__TO BE DONE__
Write the data out again exactly, with no pictures.

__TASK MATERIAL__
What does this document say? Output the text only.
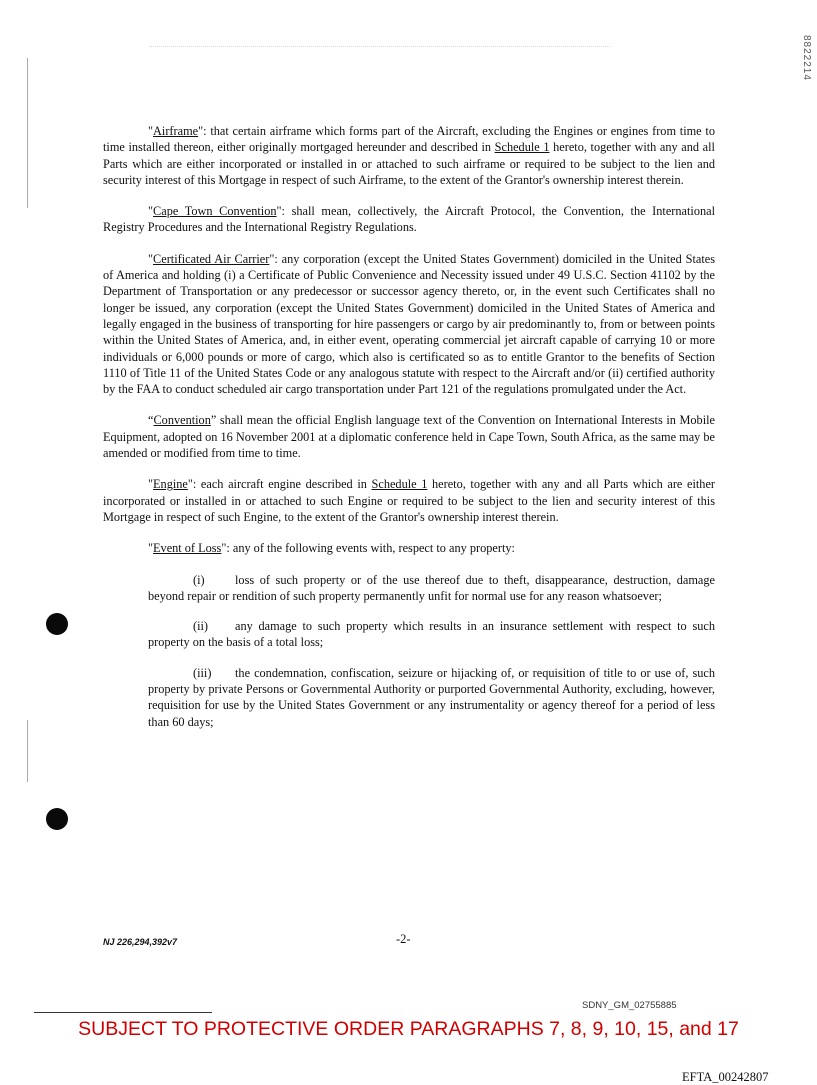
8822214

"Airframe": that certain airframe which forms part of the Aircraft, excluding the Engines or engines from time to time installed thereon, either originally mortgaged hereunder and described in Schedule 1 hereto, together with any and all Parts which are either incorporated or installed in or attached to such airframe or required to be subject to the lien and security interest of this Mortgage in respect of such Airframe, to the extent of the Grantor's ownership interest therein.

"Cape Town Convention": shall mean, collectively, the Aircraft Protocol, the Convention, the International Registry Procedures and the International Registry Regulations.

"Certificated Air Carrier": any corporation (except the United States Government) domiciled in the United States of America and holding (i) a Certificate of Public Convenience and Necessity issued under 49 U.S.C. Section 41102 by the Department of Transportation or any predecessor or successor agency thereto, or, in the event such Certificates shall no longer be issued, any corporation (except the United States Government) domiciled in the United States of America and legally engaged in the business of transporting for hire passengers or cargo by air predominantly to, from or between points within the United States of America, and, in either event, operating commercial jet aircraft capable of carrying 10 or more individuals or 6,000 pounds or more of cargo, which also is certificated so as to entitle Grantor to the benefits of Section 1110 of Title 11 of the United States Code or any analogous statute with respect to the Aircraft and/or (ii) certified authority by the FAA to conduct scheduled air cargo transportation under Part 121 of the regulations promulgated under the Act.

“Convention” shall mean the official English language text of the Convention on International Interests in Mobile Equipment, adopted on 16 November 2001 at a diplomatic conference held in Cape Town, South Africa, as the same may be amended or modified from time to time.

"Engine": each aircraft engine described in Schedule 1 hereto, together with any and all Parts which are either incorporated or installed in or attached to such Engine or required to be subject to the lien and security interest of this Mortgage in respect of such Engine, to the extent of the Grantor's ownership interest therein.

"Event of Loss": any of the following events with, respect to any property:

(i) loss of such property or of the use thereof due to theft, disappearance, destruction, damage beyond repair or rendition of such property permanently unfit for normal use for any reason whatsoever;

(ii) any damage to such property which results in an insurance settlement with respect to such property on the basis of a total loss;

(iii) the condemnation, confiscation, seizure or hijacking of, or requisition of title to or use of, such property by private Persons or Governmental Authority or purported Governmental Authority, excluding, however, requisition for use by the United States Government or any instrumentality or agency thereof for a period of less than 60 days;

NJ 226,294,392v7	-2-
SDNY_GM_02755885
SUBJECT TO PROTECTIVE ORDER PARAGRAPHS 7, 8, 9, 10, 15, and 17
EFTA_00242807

__SOLUTION TO THIS EXERCISE__
What does this document say? Output the text only.
8822214

"Airframe": that certain airframe which forms part of the Aircraft, excluding the Engines or engines from time to time installed thereon, either originally mortgaged hereunder and described in Schedule 1 hereto, together with any and all Parts which are either incorporated or installed in or attached to such airframe or required to be subject to the lien and security interest of this Mortgage in respect of such Airframe, to the extent of the Grantor's ownership interest therein.

"Cape Town Convention": shall mean, collectively, the Aircraft Protocol, the Convention, the International Registry Procedures and the International Registry Regulations.

"Certificated Air Carrier": any corporation (except the United States Government) domiciled in the United States of America and holding (i) a Certificate of Public Convenience and Necessity issued under 49 U.S.C. Section 41102 by the Department of Transportation or any predecessor or successor agency thereto, or, in the event such Certificates shall no longer be issued, any corporation (except the United States Government) domiciled in the United States of America and legally engaged in the business of transporting for hire passengers or cargo by air predominantly to, from or between points within the United States of America, and, in either event, operating commercial jet aircraft capable of carrying 10 or more individuals or 6,000 pounds or more of cargo, which also is certificated so as to entitle Grantor to the benefits of Section 1110 of Title 11 of the United States Code or any analogous statute with respect to the Aircraft and/or (ii) certified authority by the FAA to conduct scheduled air cargo transportation under Part 121 of the regulations promulgated under the Act.

“Convention” shall mean the official English language text of the Convention on International Interests in Mobile Equipment, adopted on 16 November 2001 at a diplomatic conference held in Cape Town, South Africa, as the same may be amended or modified from time to time.

"Engine": each aircraft engine described in Schedule 1 hereto, together with any and all Parts which are either incorporated or installed in or attached to such Engine or required to be subject to the lien and security interest of this Mortgage in respect of such Engine, to the extent of the Grantor's ownership interest therein.

"Event of Loss": any of the following events with, respect to any property:

(i) loss of such property or of the use thereof due to theft, disappearance, destruction, damage beyond repair or rendition of such property permanently unfit for normal use for any reason whatsoever;

(ii) any damage to such property which results in an insurance settlement with respect to such property on the basis of a total loss;

(iii) the condemnation, confiscation, seizure or hijacking of, or requisition of title to or use of, such property by private Persons or Governmental Authority or purported Governmental Authority, excluding, however, requisition for use by the United States Government or any instrumentality or agency thereof for a period of less than 60 days;

NJ 226,294,392v7	-2-
SDNY_GM_02755885
SUBJECT TO PROTECTIVE ORDER PARAGRAPHS 7, 8, 9, 10, 15, and 17
EFTA_00242807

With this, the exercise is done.